--- BEGIN RECORDED DATA ---

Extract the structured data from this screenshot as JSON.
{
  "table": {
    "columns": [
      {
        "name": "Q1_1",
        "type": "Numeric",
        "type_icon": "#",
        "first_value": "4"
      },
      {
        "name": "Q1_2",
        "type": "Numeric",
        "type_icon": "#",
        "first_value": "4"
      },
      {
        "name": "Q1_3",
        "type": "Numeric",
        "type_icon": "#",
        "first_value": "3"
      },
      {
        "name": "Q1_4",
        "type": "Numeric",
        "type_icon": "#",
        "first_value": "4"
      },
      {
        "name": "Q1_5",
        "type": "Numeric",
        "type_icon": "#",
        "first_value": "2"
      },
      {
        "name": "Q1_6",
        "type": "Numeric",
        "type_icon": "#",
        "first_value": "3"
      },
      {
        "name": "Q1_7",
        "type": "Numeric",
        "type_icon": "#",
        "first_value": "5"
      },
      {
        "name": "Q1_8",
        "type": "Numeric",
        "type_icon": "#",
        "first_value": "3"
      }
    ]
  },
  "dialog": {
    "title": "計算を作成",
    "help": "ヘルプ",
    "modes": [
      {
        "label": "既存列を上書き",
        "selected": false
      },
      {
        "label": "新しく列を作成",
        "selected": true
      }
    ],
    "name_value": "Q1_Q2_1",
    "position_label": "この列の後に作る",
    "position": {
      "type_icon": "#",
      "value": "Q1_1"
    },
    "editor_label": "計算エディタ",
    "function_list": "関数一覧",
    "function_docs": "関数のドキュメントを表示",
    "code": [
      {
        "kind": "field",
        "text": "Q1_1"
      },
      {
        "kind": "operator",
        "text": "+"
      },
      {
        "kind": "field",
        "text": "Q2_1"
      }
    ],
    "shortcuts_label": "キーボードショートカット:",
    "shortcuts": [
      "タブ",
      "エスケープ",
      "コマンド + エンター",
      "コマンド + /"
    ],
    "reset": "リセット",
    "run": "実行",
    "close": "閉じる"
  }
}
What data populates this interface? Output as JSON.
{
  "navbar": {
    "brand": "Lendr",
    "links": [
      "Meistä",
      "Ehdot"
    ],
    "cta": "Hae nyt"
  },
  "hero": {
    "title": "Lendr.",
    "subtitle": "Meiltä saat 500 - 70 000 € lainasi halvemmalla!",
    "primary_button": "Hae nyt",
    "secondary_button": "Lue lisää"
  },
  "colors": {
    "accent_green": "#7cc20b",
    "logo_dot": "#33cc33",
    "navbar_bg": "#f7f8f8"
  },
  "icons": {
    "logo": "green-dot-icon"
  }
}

--- END RECORDED DATA ---

> _OBJECTIVE_
Extract the data in full. Keep it word for word.

> _SOLVED EXERCISE_
Extract the structured data from this screenshot as JSON.
{
  "table": {
    "columns": [
      {
        "name": "Q1_1",
        "type": "Numeric",
        "type_icon": "#",
        "first_value": "4"
      },
      {
        "name": "Q1_2",
        "type": "Numeric",
        "type_icon": "#",
        "first_value": "4"
      },
      {
        "name": "Q1_3",
        "type": "Numeric",
        "type_icon": "#",
        "first_value": "3"
      },
      {
        "name": "Q1_4",
        "type": "Numeric",
        "type_icon": "#",
        "first_value": "4"
      },
      {
        "name": "Q1_5",
        "type": "Numeric",
        "type_icon": "#",
        "first_value": "2"
      },
      {
        "name": "Q1_6",
        "type": "Numeric",
        "type_icon": "#",
        "first_value": "3"
      },
      {
        "name": "Q1_7",
        "type": "Numeric",
        "type_icon": "#",
        "first_value": "5"
      },
      {
        "name": "Q1_8",
        "type": "Numeric",
        "type_icon": "#",
        "first_value": "3"
      }
    ]
  },
  "dialog": {
    "title": "計算を作成",
    "help": "ヘルプ",
    "modes": [
      {
        "label": "既存列を上書き",
        "selected": false
      },
      {
        "label": "新しく列を作成",
        "selected": true
      }
    ],
    "name_value": "Q1_Q2_1",
    "position_label": "この列の後に作る",
    "position": {
      "type_icon": "#",
      "value": "Q1_1"
    },
    "editor_label": "計算エディタ",
    "function_list": "関数一覧",
    "function_docs": "関数のドキュメントを表示",
    "code": [
      {
        "kind": "field",
        "text": "Q1_1"
      },
      {
        "kind": "operator",
        "text": "+"
      },
      {
        "kind": "field",
        "text": "Q2_1"
      }
    ],
    "shortcuts_label": "キーボードショートカット:",
    "shortcuts": [
      "タブ",
      "エスケープ",
      "コマンド + エンター",
      "コマンド + /"
    ],
    "reset": "リセット",
    "run": "実行",
    "close": "閉じる"
  }
}
What data populates this interface? Output as JSON.
{
  "navbar": {
    "brand": "Lendr",
    "links": [
      "Meistä",
      "Ehdot"
    ],
    "cta": "Hae nyt"
  },
  "hero": {
    "title": "Lendr.",
    "subtitle": "Meiltä saat 500 - 70 000 € lainasi halvemmalla!",
    "primary_button": "Hae nyt",
    "secondary_button": "Lue lisää"
  },
  "colors": {
    "accent_green": "#7cc20b",
    "logo_dot": "#33cc33",
    "navbar_bg": "#f7f8f8"
  },
  "icons": {
    "logo": "green-dot-icon"
  }
}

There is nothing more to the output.